EXERCISE —
Scan the lines below for the word "iterative". Copy each line you find it in.

GIVEN DATA —
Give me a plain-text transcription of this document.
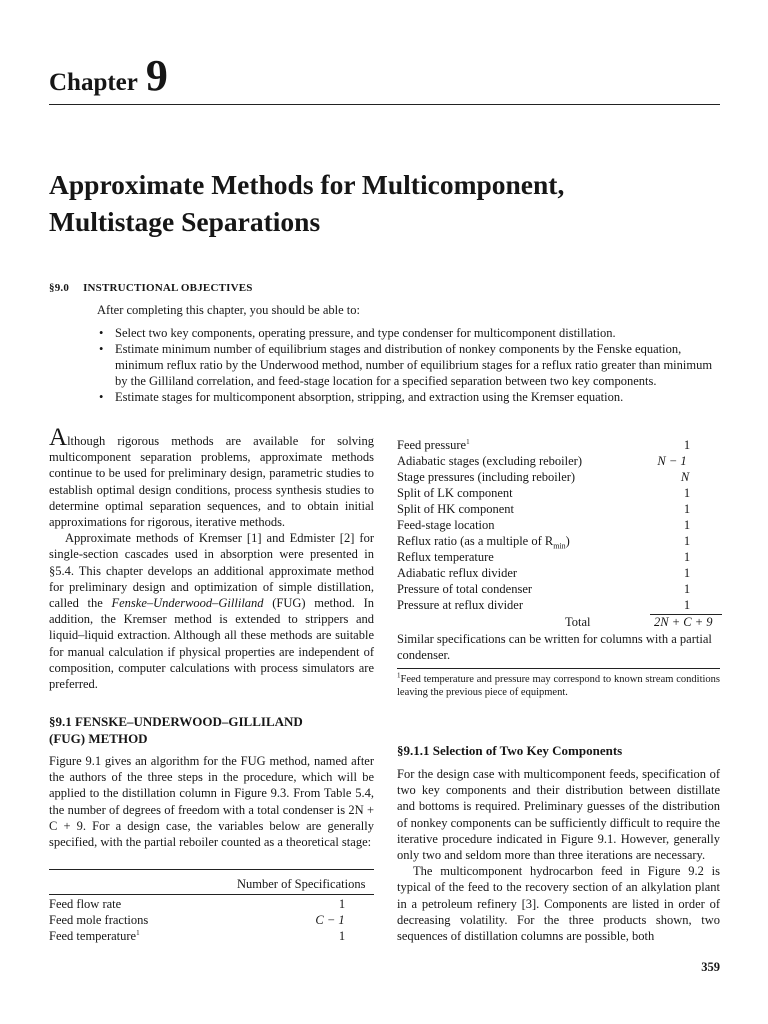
Chapter 9
Approximate Methods for Multicomponent,
Multistage Separations
§9.0 INSTRUCTIONAL OBJECTIVES
After completing this chapter, you should be able to:
• Select two key components, operating pressure, and type condenser for multicomponent distillation.
• Estimate minimum number of equilibrium stages and distribution of nonkey components by the Fenske equation, minimum reflux ratio by the Underwood method, number of equilibrium stages for a reflux ratio greater than minimum by the Gilliland correlation, and feed-stage location for a specified separation between two key components.
• Estimate stages for multicomponent absorption, stripping, and extraction using the Kremser equation.

Although rigorous methods are available for solving multicomponent separation problems, approximate methods continue to be used for preliminary design, parametric studies to establish optimal design conditions, process synthesis studies to determine optimal separation sequences, and to obtain initial approximations for rigorous, iterative methods.

Approximate methods of Kremser [1] and Edmister [2] for single-section cascades used in absorption were presented in §5.4. This chapter develops an additional approximate method for preliminary design and optimization of simple distillation, called the Fenske–Underwood–Gilliland (FUG) method. In addition, the Kremser method is extended to strippers and liquid–liquid extraction. Although all these methods are suitable for manual calculation if physical properties are independent of composition, computer calculations with process simulators are preferred.

§9.1 FENSKE–UNDERWOOD–GILLILAND
(FUG) METHOD

Figure 9.1 gives an algorithm for the FUG method, named after the authors of the three steps in the procedure, which will be applied to the distillation column in Figure 9.3. From Table 5.4, the number of degrees of freedom with a total condenser is 2N + C + 9. For a design case, the variables below are generally specified, with the partial reboiler counted as a theoretical stage:

Number of Specifications
Feed flow rate	1
Feed mole fractions	C − 1
Feed temperature$^1$	1
Feed pressure$^1$	1
Adiabatic stages (excluding reboiler)	N − 1
Stage pressures (including reboiler)	N
Split of LK component	1
Split of HK component	1
Feed-stage location	1
Reflux ratio (as a multiple of $R_{min}$)	1
Reflux temperature	1
Adiabatic reflux divider	1
Pressure of total condenser	1
Pressure at reflux divider	1
Total	2N + C + 9

Similar specifications can be written for columns with a partial condenser.

$^1$Feed temperature and pressure may correspond to known stream conditions leaving the previous piece of equipment.

§9.1.1 Selection of Two Key Components

For the design case with multicomponent feeds, specification of two key components and their distribution between distillate and bottoms is required. Preliminary guesses of the distribution of nonkey components can be sufficiently difficult to require the iterative procedure indicated in Figure 9.1. However, generally only two and seldom more than three iterations are necessary.

The multicomponent hydrocarbon feed in Figure 9.2 is typical of the feed to the recovery section of an alkylation plant in a petroleum refinery [3]. Components are listed in order of decreasing volatility. For the three products shown, two sequences of distillation columns are possible, both

359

OUTPUT —
Although rigorous methods are available for solving multicomponent separation problems, approximate methods continue to be used for preliminary design, parametric studies to establish optimal design conditions, process synthesis studies to determine optimal separation sequences, and to obtain initial approximations for rigorous, iterative methods.
For the design case with multicomponent feeds, specification of two key components and their distribution between distillate and bottoms is required. Preliminary guesses of the distribution of nonkey components can be sufficiently difficult to require the iterative procedure indicated in Figure 9.1. However, generally only two and seldom more than three iterations are necessary.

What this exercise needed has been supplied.